───── TASK INPUT

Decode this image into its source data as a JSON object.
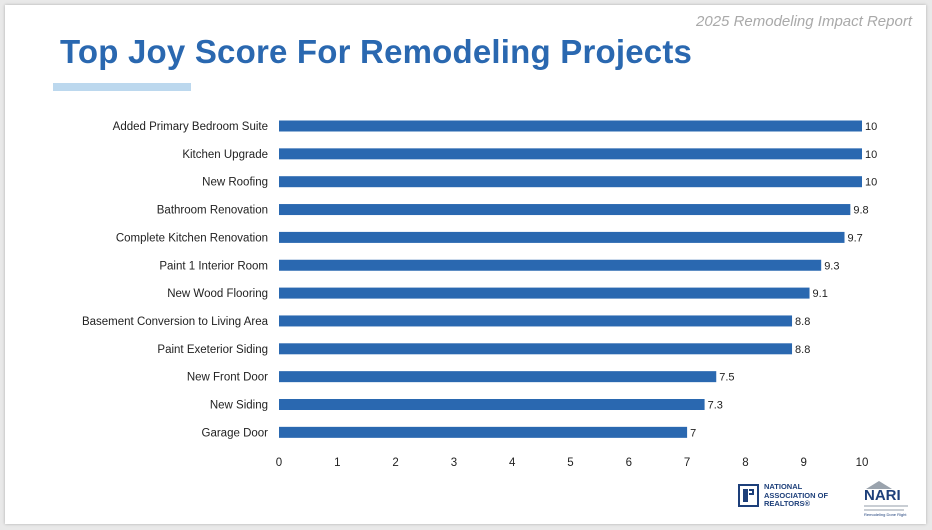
{
  "header": {
    "report_name": "2025 Remodeling Impact Report",
    "title": "Top Joy Score For Remodeling Projects"
  },
  "logos": {
    "nar_lines": [
      "NATIONAL",
      "ASSOCIATION OF",
      "REALTORS®"
    ],
    "nari_name": "NARI",
    "nari_tagline": "Remodeling Done Right"
  },
  "colors": {
    "bar": "#2a68b0",
    "title": "#2a68b0",
    "accent_underline": "#bcd8ee"
  },
  "chart_data": {
    "type": "bar",
    "orientation": "horizontal",
    "categories": [
      "Added Primary Bedroom Suite",
      "Kitchen Upgrade",
      "New Roofing",
      "Bathroom Renovation",
      "Complete Kitchen Renovation",
      "Paint 1 Interior Room",
      "New Wood Flooring",
      "Basement Conversion to Living Area",
      "Paint Exeterior Siding",
      "New Front Door",
      "New Siding",
      "Garage Door"
    ],
    "values": [
      10,
      10,
      10,
      9.8,
      9.7,
      9.3,
      9.1,
      8.8,
      8.8,
      7.5,
      7.3,
      7
    ],
    "value_labels": [
      "10",
      "10",
      "10",
      "9.8",
      "9.7",
      "9.3",
      "9.1",
      "8.8",
      "8.8",
      "7.5",
      "7.3",
      "7"
    ],
    "xlim": [
      0,
      10
    ],
    "xticks": [
      "0",
      "1",
      "2",
      "3",
      "4",
      "5",
      "6",
      "7",
      "8",
      "9",
      "10"
    ],
    "grid": false,
    "legend": "none"
  }
}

──────────

§ AIM OF THE EXERCISE
Filter the records above and return every line that holds the word "Paint".

§ ANSWER FOR THE TASK
      "Paint 1 Interior Room",
      "Paint Exeterior Siding",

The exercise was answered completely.